(Exercise brief): Search the records that follow and extract every line containing the string "icon".

(A block of data):
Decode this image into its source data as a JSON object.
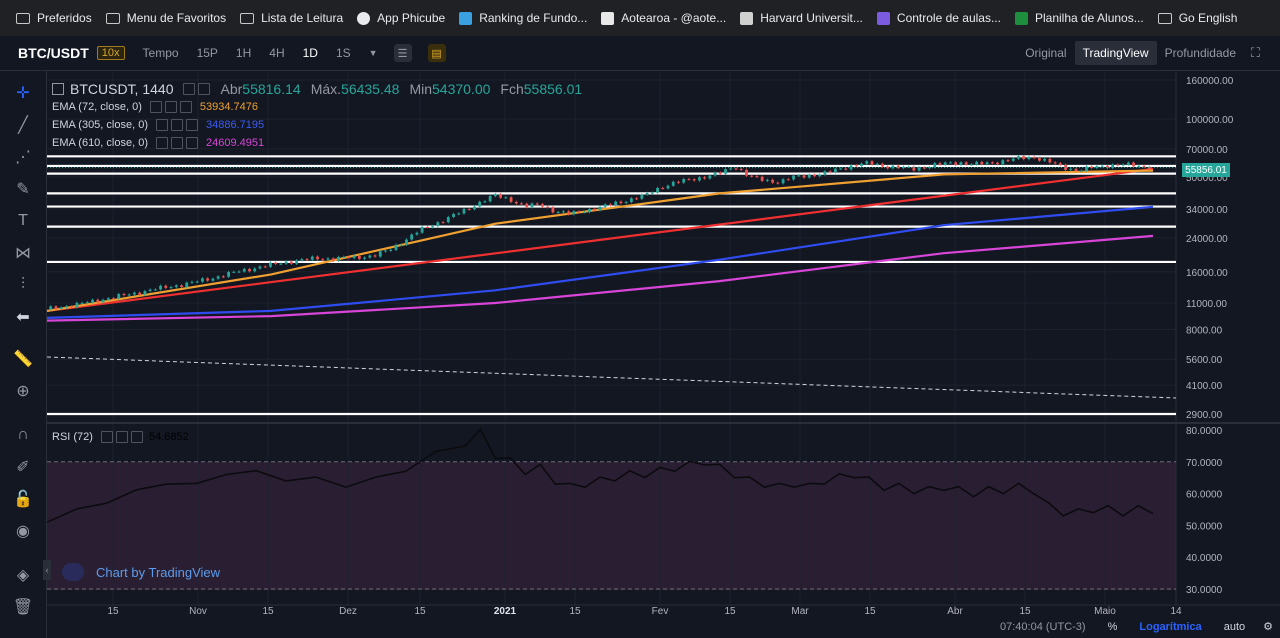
{
  "bookmarks": [
    {
      "label": "Preferidos",
      "icon": "folder-icon"
    },
    {
      "label": "Menu de Favoritos",
      "icon": "folder-icon"
    },
    {
      "label": "Lista de Leitura",
      "icon": "folder-icon"
    },
    {
      "label": "App Phicube",
      "icon": "globe-icon"
    },
    {
      "label": "Ranking de Fundo...",
      "icon": "leaf-icon"
    },
    {
      "label": "Aotearoa - @aote...",
      "icon": "warning-icon"
    },
    {
      "label": "Harvard Universit...",
      "icon": "harvard-icon"
    },
    {
      "label": "Controle de aulas...",
      "icon": "form-icon"
    },
    {
      "label": "Planilha de Alunos...",
      "icon": "sheet-icon"
    },
    {
      "label": "Go English",
      "icon": "folder-icon"
    }
  ],
  "toolbar": {
    "symbol": "BTC/USDT",
    "leverage": "10x",
    "timeframes": [
      "Tempo",
      "15P",
      "1H",
      "4H",
      "1D",
      "1S"
    ],
    "active_timeframe": "1D",
    "views": [
      "Original",
      "TradingView",
      "Profundidade"
    ],
    "active_view": "TradingView"
  },
  "legend": {
    "symbol": "BTCUSDT, 1440",
    "open_label": "Abr",
    "open": "55816.14",
    "high_label": "Máx.",
    "high": "56435.48",
    "low_label": "Min",
    "low": "54370.00",
    "close_label": "Fch",
    "close": "55856.01",
    "emas": [
      {
        "label": "EMA (72, close, 0)",
        "value": "53934.7476",
        "color": "#f0a030"
      },
      {
        "label": "EMA (305, close, 0)",
        "value": "34886.7195",
        "color": "#2f4cf0"
      },
      {
        "label": "EMA (610, close, 0)",
        "value": "24609.4951",
        "color": "#d845d8"
      }
    ]
  },
  "price_tag": "55856.01",
  "rsi_label": "RSI (72)",
  "rsi_value": "54.6852",
  "tv_logo_text": "Chart by TradingView",
  "statusbar": {
    "time": "07:40:04 (UTC-3)",
    "percent": "%",
    "log": "Logarítmica",
    "auto": "auto"
  },
  "colors": {
    "up": "#26a69a",
    "down": "#ef5350",
    "ema72": "#f0a030",
    "ema305": "#2f4cf0",
    "ema610": "#d845d8",
    "trend": "#f03030",
    "rsi_bg": "#2a1e33"
  },
  "chart_data": {
    "type": "candlestick",
    "price_axis_labels": [
      "160000.00",
      "100000.00",
      "70000.00",
      "50000.00",
      "34000.00",
      "24000.00",
      "16000.00",
      "11000.00",
      "8000.00",
      "5600.00",
      "4100.00",
      "2900.00"
    ],
    "price_axis_scale": "log",
    "rsi_axis_labels": [
      "80.0000",
      "70.0000",
      "60.0000",
      "50.0000",
      "40.0000",
      "30.0000"
    ],
    "time_axis_labels": [
      "15",
      "Nov",
      "15",
      "Dez",
      "15",
      "2021",
      "15",
      "Fev",
      "15",
      "Mar",
      "15",
      "Abr",
      "15",
      "Maio",
      "14"
    ],
    "price_path": [
      [
        0,
        10200
      ],
      [
        4,
        10500
      ],
      [
        8,
        10800
      ],
      [
        12,
        11200
      ],
      [
        16,
        11600
      ],
      [
        20,
        12000
      ],
      [
        24,
        12400
      ],
      [
        28,
        12900
      ],
      [
        32,
        13300
      ],
      [
        36,
        13700
      ],
      [
        40,
        14200
      ],
      [
        44,
        14800
      ],
      [
        48,
        15500
      ],
      [
        52,
        16200
      ],
      [
        56,
        16800
      ],
      [
        60,
        17400
      ],
      [
        64,
        18000
      ],
      [
        68,
        18400
      ],
      [
        72,
        18800
      ],
      [
        76,
        18700
      ],
      [
        80,
        18900
      ],
      [
        84,
        19100
      ],
      [
        88,
        19500
      ],
      [
        92,
        21000
      ],
      [
        96,
        23500
      ],
      [
        100,
        26500
      ],
      [
        104,
        28500
      ],
      [
        108,
        31000
      ],
      [
        112,
        33500
      ],
      [
        116,
        37000
      ],
      [
        120,
        40000
      ],
      [
        124,
        38000
      ],
      [
        128,
        35000
      ],
      [
        132,
        36000
      ],
      [
        136,
        33000
      ],
      [
        140,
        32000
      ],
      [
        144,
        33500
      ],
      [
        148,
        34500
      ],
      [
        152,
        36500
      ],
      [
        156,
        38000
      ],
      [
        160,
        40000
      ],
      [
        164,
        44000
      ],
      [
        168,
        46500
      ],
      [
        172,
        48500
      ],
      [
        176,
        50000
      ],
      [
        180,
        52000
      ],
      [
        184,
        57000
      ],
      [
        188,
        50000
      ],
      [
        192,
        48000
      ],
      [
        196,
        47000
      ],
      [
        200,
        50000
      ],
      [
        204,
        51000
      ],
      [
        208,
        52000
      ],
      [
        212,
        55000
      ],
      [
        216,
        57500
      ],
      [
        220,
        59000
      ],
      [
        224,
        57000
      ],
      [
        228,
        56000
      ],
      [
        232,
        55000
      ],
      [
        236,
        57000
      ],
      [
        240,
        58500
      ],
      [
        244,
        59500
      ],
      [
        248,
        58000
      ],
      [
        252,
        59000
      ],
      [
        256,
        60500
      ],
      [
        260,
        62500
      ],
      [
        264,
        63500
      ],
      [
        268,
        60000
      ],
      [
        272,
        56000
      ],
      [
        276,
        54000
      ],
      [
        280,
        56000
      ],
      [
        284,
        57500
      ],
      [
        288,
        58000
      ],
      [
        292,
        57000
      ],
      [
        296,
        56000
      ]
    ],
    "rsi_path": [
      [
        0,
        52
      ],
      [
        8,
        54
      ],
      [
        16,
        58
      ],
      [
        24,
        60
      ],
      [
        32,
        64
      ],
      [
        40,
        62
      ],
      [
        48,
        67
      ],
      [
        56,
        66
      ],
      [
        64,
        65
      ],
      [
        72,
        64
      ],
      [
        80,
        63
      ],
      [
        88,
        64
      ],
      [
        96,
        68
      ],
      [
        104,
        72
      ],
      [
        112,
        76
      ],
      [
        116,
        79
      ],
      [
        120,
        72
      ],
      [
        124,
        70
      ],
      [
        128,
        67
      ],
      [
        132,
        68
      ],
      [
        136,
        64
      ],
      [
        140,
        62
      ],
      [
        144,
        63
      ],
      [
        148,
        64
      ],
      [
        152,
        65
      ],
      [
        156,
        66
      ],
      [
        160,
        66
      ],
      [
        164,
        67
      ],
      [
        168,
        68
      ],
      [
        172,
        69
      ],
      [
        176,
        70
      ],
      [
        180,
        68
      ],
      [
        184,
        66
      ],
      [
        188,
        64
      ],
      [
        192,
        63
      ],
      [
        196,
        62
      ],
      [
        200,
        63
      ],
      [
        204,
        62
      ],
      [
        208,
        64
      ],
      [
        212,
        65
      ],
      [
        216,
        66
      ],
      [
        220,
        64
      ],
      [
        224,
        62
      ],
      [
        228,
        62
      ],
      [
        232,
        61
      ],
      [
        236,
        61
      ],
      [
        240,
        62
      ],
      [
        244,
        61
      ],
      [
        248,
        60
      ],
      [
        252,
        61
      ],
      [
        256,
        61
      ],
      [
        260,
        62
      ],
      [
        264,
        61
      ],
      [
        268,
        56
      ],
      [
        272,
        54
      ],
      [
        276,
        54
      ],
      [
        280,
        55
      ],
      [
        284,
        55
      ],
      [
        288,
        54
      ],
      [
        292,
        55
      ],
      [
        296,
        54.7
      ]
    ],
    "ema72": [
      [
        0,
        10000
      ],
      [
        60,
        15500
      ],
      [
        120,
        28500
      ],
      [
        180,
        41000
      ],
      [
        240,
        51500
      ],
      [
        296,
        53934
      ]
    ],
    "ema305": [
      [
        0,
        9200
      ],
      [
        60,
        10000
      ],
      [
        120,
        12800
      ],
      [
        180,
        18500
      ],
      [
        240,
        28000
      ],
      [
        296,
        34886
      ]
    ],
    "ema610": [
      [
        0,
        8900
      ],
      [
        60,
        9400
      ],
      [
        120,
        11000
      ],
      [
        180,
        14300
      ],
      [
        240,
        20000
      ],
      [
        296,
        24609
      ]
    ],
    "trend_red": [
      [
        0,
        10000
      ],
      [
        296,
        55000
      ]
    ],
    "horizontal_levels": [
      64000,
      57000,
      52000,
      41000,
      35000,
      27500,
      18000,
      2900
    ]
  }
}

(Task answer):
      "icon": "folder-icon"
      "icon": "folder-icon"
      "icon": "folder-icon"
      "icon": "globe-icon"
      "icon": "leaf-icon"
      "icon": "warning-icon"
      "icon": "harvard-icon"
      "icon": "form-icon"
      "icon": "sheet-icon"
      "icon": "folder-icon"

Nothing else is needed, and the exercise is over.